Start of Given entries
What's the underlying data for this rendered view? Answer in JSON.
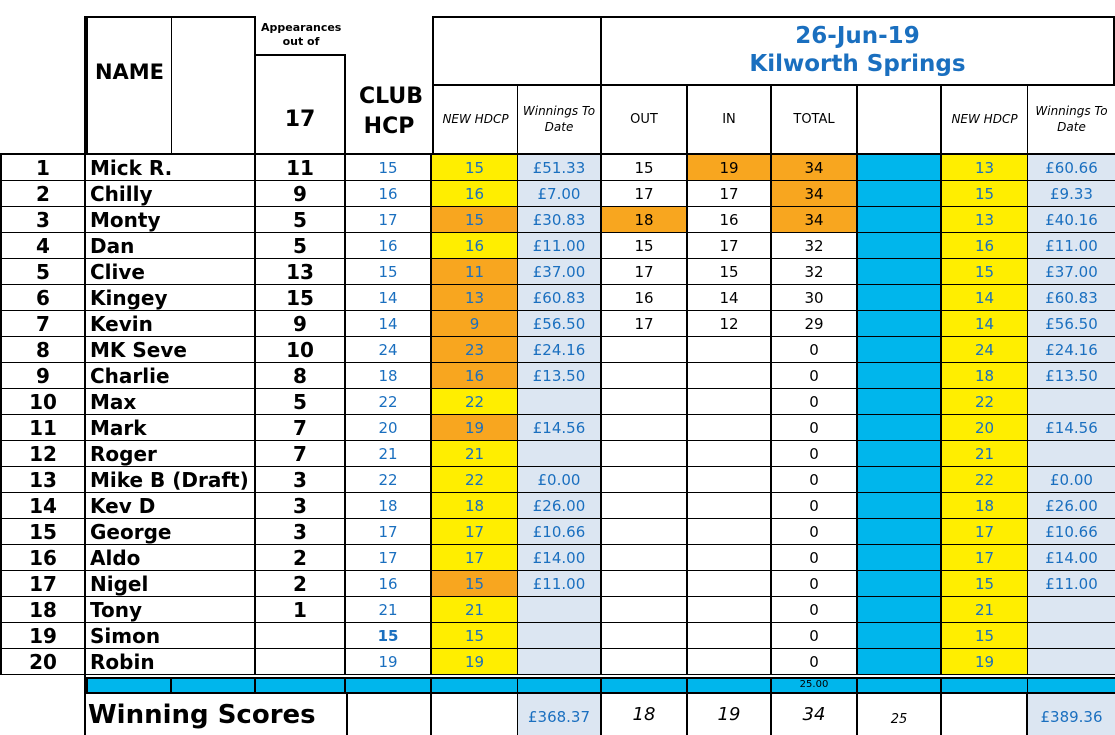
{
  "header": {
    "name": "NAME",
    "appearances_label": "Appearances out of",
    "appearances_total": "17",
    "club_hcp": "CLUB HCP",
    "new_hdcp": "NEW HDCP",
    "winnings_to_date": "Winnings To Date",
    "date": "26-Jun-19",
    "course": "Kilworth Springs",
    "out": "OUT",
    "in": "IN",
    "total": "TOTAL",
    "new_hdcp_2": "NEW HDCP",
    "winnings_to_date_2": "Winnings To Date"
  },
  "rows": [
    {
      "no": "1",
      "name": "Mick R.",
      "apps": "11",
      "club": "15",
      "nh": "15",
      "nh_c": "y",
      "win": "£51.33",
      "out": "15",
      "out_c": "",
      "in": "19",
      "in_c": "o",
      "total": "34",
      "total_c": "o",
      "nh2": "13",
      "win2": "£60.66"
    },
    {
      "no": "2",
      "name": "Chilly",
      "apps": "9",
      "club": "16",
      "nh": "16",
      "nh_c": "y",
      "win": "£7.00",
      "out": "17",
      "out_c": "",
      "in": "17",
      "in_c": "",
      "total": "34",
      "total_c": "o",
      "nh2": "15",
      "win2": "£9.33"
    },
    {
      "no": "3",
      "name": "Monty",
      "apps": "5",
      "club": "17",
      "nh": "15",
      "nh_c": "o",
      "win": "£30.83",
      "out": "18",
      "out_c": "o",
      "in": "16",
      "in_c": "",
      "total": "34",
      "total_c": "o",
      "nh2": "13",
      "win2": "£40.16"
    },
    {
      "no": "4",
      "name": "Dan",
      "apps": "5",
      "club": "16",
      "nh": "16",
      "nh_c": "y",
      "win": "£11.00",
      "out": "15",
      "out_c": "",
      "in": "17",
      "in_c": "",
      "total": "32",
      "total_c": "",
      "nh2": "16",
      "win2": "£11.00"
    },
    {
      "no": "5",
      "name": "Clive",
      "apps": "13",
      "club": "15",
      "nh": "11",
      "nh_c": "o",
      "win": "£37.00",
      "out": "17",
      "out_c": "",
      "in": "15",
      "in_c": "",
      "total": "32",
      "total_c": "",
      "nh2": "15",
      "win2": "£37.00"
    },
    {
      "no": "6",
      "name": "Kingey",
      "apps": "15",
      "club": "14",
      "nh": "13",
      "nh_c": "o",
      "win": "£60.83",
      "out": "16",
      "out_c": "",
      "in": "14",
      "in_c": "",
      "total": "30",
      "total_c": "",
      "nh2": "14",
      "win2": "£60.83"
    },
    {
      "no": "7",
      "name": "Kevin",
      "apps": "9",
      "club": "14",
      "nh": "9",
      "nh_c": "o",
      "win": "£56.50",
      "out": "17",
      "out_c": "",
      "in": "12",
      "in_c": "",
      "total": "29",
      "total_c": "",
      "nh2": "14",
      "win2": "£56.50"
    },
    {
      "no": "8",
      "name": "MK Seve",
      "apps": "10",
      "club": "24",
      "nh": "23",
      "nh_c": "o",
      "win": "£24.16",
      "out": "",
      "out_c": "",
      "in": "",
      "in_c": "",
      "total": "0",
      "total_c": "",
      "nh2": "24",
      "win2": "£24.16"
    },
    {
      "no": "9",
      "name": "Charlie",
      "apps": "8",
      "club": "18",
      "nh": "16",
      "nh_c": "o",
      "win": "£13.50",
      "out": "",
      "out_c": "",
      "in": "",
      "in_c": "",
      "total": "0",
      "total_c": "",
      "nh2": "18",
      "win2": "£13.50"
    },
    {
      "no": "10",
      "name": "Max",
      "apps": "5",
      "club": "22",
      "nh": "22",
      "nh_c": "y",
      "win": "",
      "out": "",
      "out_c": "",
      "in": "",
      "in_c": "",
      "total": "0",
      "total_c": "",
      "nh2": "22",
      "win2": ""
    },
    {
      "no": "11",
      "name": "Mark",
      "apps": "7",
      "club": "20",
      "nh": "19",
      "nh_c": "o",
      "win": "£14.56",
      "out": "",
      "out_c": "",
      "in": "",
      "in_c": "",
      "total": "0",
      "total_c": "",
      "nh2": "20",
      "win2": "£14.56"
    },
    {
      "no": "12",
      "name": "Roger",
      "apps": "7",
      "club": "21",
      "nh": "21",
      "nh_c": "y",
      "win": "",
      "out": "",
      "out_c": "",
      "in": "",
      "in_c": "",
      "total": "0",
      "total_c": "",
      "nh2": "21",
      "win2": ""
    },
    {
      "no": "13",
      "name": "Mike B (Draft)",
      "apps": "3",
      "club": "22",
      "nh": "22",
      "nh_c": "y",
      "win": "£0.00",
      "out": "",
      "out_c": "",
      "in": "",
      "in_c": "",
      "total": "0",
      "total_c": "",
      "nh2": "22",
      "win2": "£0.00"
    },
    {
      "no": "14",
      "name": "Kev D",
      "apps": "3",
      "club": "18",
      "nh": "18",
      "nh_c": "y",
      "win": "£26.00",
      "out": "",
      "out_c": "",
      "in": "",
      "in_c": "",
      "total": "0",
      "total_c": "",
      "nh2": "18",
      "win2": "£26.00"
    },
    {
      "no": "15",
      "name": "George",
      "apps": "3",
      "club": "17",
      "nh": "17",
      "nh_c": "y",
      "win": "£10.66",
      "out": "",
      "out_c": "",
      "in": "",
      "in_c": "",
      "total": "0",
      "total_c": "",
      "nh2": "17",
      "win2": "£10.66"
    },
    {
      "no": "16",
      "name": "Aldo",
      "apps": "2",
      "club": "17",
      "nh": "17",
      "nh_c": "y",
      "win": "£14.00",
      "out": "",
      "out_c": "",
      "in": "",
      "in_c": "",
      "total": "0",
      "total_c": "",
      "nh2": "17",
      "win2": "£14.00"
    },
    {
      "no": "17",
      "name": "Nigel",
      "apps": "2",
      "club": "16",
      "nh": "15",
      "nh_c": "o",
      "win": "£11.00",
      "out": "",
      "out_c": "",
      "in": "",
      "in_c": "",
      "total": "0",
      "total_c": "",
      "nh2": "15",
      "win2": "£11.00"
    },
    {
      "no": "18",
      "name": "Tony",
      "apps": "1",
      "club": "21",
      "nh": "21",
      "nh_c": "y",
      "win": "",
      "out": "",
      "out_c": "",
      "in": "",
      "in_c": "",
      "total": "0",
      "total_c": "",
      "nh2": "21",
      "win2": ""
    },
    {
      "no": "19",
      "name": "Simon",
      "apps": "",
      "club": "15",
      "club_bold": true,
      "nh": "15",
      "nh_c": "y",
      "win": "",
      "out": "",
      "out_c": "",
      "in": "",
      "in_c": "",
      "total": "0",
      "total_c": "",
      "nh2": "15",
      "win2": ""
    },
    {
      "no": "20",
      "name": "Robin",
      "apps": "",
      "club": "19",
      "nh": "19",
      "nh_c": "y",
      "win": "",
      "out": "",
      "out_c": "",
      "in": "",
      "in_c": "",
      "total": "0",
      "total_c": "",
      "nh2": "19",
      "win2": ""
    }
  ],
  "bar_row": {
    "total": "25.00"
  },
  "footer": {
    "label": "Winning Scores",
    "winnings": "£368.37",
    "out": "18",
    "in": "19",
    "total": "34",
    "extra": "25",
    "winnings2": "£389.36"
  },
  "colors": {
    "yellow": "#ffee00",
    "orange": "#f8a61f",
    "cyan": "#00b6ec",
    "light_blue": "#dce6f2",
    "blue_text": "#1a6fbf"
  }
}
End of Given entries
Start of Given entries
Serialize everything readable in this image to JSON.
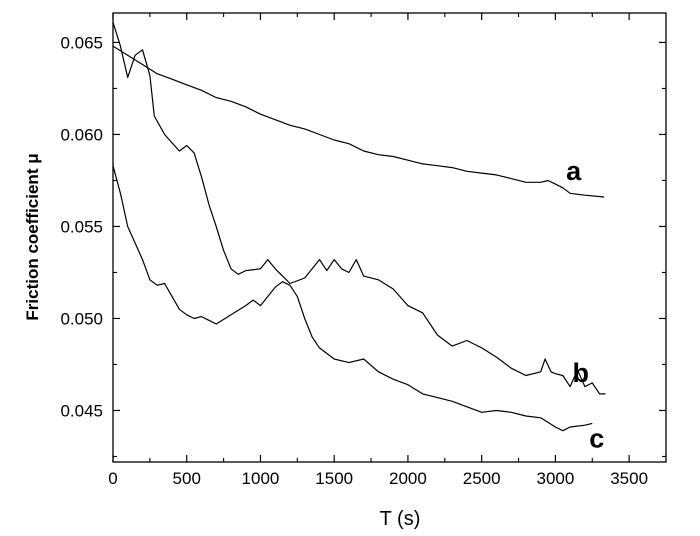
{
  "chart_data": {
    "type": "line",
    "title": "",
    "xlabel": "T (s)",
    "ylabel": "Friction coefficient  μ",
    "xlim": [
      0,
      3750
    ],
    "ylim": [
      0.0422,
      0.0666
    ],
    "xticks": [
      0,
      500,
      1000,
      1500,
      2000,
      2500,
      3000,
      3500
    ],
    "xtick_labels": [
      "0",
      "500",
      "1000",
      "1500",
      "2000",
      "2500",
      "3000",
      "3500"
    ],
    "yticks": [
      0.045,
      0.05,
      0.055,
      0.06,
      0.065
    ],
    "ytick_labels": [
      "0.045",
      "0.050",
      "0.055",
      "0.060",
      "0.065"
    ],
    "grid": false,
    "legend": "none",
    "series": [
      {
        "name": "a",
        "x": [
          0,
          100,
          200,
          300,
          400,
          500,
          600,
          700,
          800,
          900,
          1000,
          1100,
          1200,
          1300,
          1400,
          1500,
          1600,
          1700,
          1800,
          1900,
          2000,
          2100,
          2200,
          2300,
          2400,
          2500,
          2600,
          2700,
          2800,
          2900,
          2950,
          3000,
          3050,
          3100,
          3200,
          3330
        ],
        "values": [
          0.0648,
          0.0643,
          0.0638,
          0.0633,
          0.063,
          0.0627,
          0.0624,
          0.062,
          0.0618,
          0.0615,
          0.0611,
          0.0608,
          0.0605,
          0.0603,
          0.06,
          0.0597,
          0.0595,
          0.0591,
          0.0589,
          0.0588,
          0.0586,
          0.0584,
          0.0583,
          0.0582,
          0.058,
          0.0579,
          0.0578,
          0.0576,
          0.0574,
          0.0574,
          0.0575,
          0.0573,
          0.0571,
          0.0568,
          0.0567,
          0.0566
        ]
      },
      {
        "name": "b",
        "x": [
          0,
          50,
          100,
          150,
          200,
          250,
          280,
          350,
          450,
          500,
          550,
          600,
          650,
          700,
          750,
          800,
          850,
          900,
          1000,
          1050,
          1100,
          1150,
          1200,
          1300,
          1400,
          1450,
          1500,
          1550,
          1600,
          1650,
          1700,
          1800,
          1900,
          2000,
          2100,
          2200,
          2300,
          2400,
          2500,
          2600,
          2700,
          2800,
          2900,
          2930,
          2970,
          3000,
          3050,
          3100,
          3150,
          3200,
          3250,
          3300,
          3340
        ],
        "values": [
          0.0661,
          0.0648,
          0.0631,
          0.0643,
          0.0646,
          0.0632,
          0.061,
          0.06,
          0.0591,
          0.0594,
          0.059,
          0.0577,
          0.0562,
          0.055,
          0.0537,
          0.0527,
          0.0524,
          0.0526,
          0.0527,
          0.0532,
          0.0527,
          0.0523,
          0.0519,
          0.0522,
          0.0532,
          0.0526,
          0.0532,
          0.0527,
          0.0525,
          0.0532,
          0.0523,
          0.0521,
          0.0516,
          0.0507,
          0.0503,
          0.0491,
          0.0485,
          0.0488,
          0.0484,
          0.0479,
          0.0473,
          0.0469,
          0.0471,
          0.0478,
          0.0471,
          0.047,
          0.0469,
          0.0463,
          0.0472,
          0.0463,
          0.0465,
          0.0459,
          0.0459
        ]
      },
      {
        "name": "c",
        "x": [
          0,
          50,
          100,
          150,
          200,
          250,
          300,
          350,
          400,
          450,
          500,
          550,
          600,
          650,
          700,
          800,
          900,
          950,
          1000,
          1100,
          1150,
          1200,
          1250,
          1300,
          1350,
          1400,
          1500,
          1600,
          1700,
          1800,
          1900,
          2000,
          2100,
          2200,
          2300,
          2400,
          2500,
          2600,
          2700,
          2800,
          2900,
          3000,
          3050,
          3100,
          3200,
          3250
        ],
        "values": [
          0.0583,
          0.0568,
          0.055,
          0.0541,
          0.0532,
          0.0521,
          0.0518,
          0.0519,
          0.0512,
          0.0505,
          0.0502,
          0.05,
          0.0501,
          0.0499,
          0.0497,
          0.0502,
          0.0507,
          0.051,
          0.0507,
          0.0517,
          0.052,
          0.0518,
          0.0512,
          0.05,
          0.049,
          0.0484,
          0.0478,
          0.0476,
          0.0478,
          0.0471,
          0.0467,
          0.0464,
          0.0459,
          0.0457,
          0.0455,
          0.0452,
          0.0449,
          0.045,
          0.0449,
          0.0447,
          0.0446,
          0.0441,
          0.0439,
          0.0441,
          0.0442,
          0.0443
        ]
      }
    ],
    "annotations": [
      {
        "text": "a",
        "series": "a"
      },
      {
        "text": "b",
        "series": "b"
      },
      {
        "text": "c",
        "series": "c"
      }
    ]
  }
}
End of Given entries
▶ What to do
Every line in the data that holds "JSON" should be copied out.

▶ Solution to the problem
What's the underlying data for this rendered view? Answer in JSON.
Serialize everything readable in this image to JSON.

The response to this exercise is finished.